Given problem
Print out the entries below with no edits.
+ + + + + + +
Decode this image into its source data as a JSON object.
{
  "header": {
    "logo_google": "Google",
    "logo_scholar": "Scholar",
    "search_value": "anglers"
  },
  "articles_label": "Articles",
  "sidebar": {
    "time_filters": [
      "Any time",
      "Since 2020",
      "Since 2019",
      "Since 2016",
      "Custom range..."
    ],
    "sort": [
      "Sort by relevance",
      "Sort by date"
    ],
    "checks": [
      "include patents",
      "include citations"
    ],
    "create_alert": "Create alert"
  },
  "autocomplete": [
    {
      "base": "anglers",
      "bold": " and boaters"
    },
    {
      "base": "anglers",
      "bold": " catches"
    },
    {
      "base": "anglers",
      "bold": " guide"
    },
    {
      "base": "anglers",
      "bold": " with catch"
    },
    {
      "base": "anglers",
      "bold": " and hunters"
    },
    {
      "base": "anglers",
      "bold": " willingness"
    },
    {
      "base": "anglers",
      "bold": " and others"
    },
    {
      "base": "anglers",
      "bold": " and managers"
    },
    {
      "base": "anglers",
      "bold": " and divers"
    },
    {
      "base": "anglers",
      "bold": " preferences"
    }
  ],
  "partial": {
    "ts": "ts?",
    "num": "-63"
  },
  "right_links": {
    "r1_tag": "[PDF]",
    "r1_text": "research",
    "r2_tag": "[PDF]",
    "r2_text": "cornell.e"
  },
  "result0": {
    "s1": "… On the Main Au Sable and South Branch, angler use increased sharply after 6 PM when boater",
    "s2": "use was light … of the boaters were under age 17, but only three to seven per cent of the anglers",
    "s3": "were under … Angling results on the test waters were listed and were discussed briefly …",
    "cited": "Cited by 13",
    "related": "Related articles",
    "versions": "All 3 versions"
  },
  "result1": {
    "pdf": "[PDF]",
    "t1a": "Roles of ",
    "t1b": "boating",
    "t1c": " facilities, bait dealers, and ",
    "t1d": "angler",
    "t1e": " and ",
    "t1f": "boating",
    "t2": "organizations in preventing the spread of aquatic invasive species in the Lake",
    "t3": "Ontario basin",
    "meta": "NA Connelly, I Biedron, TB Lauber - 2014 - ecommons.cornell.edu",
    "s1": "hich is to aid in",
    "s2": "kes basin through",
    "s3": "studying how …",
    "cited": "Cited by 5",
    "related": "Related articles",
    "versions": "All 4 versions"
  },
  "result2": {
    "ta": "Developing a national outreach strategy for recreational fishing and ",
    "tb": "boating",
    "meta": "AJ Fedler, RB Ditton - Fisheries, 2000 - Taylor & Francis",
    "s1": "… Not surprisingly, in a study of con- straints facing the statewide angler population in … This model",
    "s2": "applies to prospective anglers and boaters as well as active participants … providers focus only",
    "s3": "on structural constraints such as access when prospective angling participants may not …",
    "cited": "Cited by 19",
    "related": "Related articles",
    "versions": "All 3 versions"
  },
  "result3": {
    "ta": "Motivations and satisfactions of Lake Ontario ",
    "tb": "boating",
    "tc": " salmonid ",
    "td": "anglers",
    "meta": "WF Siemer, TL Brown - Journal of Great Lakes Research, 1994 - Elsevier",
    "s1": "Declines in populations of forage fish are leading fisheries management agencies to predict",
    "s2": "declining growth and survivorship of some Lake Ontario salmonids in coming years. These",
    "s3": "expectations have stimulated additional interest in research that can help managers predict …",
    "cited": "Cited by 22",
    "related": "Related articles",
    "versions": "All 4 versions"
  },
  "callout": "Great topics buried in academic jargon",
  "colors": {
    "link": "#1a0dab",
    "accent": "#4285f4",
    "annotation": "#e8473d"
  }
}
+ + + + + + +
Correct response
Decode this image into its source data as a JSON object.
{
  "header": {
    "logo_google": "Google",
    "logo_scholar": "Scholar",
    "search_value": "anglers"
  },
  "articles_label": "Articles",
  "sidebar": {
    "time_filters": [
      "Any time",
      "Since 2020",
      "Since 2019",
      "Since 2016",
      "Custom range..."
    ],
    "sort": [
      "Sort by relevance",
      "Sort by date"
    ],
    "checks": [
      "include patents",
      "include citations"
    ],
    "create_alert": "Create alert"
  },
  "autocomplete": [
    {
      "base": "anglers",
      "bold": " and boaters"
    },
    {
      "base": "anglers",
      "bold": " catches"
    },
    {
      "base": "anglers",
      "bold": " guide"
    },
    {
      "base": "anglers",
      "bold": " with catch"
    },
    {
      "base": "anglers",
      "bold": " and hunters"
    },
    {
      "base": "anglers",
      "bold": " willingness"
    },
    {
      "base": "anglers",
      "bold": " and others"
    },
    {
      "base": "anglers",
      "bold": " and managers"
    },
    {
      "base": "anglers",
      "bold": " and divers"
    },
    {
      "base": "anglers",
      "bold": " preferences"
    }
  ],
  "partial": {
    "ts": "ts?",
    "num": "-63"
  },
  "right_links": {
    "r1_tag": "[PDF]",
    "r1_text": "research",
    "r2_tag": "[PDF]",
    "r2_text": "cornell.e"
  },
  "result0": {
    "s1": "… On the Main Au Sable and South Branch, angler use increased sharply after 6 PM when boater",
    "s2": "use was light … of the boaters were under age 17, but only three to seven per cent of the anglers",
    "s3": "were under … Angling results on the test waters were listed and were discussed briefly …",
    "cited": "Cited by 13",
    "related": "Related articles",
    "versions": "All 3 versions"
  },
  "result1": {
    "pdf": "[PDF]",
    "t1a": "Roles of ",
    "t1b": "boating",
    "t1c": " facilities, bait dealers, and ",
    "t1d": "angler",
    "t1e": " and ",
    "t1f": "boating",
    "t2": "organizations in preventing the spread of aquatic invasive species in the Lake",
    "t3": "Ontario basin",
    "meta": "NA Connelly, I Biedron, TB Lauber - 2014 - ecommons.cornell.edu",
    "s1": "hich is to aid in",
    "s2": "kes basin through",
    "s3": "studying how …",
    "cited": "Cited by 5",
    "related": "Related articles",
    "versions": "All 4 versions"
  },
  "result2": {
    "ta": "Developing a national outreach strategy for recreational fishing and ",
    "tb": "boating",
    "meta": "AJ Fedler, RB Ditton - Fisheries, 2000 - Taylor & Francis",
    "s1": "… Not surprisingly, in a study of con- straints facing the statewide angler population in … This model",
    "s2": "applies to prospective anglers and boaters as well as active participants … providers focus only",
    "s3": "on structural constraints such as access when prospective angling participants may not …",
    "cited": "Cited by 19",
    "related": "Related articles",
    "versions": "All 3 versions"
  },
  "result3": {
    "ta": "Motivations and satisfactions of Lake Ontario ",
    "tb": "boating",
    "tc": " salmonid ",
    "td": "anglers",
    "meta": "WF Siemer, TL Brown - Journal of Great Lakes Research, 1994 - Elsevier",
    "s1": "Declines in populations of forage fish are leading fisheries management agencies to predict",
    "s2": "declining growth and survivorship of some Lake Ontario salmonids in coming years. These",
    "s3": "expectations have stimulated additional interest in research that can help managers predict …",
    "cited": "Cited by 22",
    "related": "Related articles",
    "versions": "All 4 versions"
  },
  "callout": "Great topics buried in academic jargon",
  "colors": {
    "link": "#1a0dab",
    "accent": "#4285f4",
    "annotation": "#e8473d"
  }
}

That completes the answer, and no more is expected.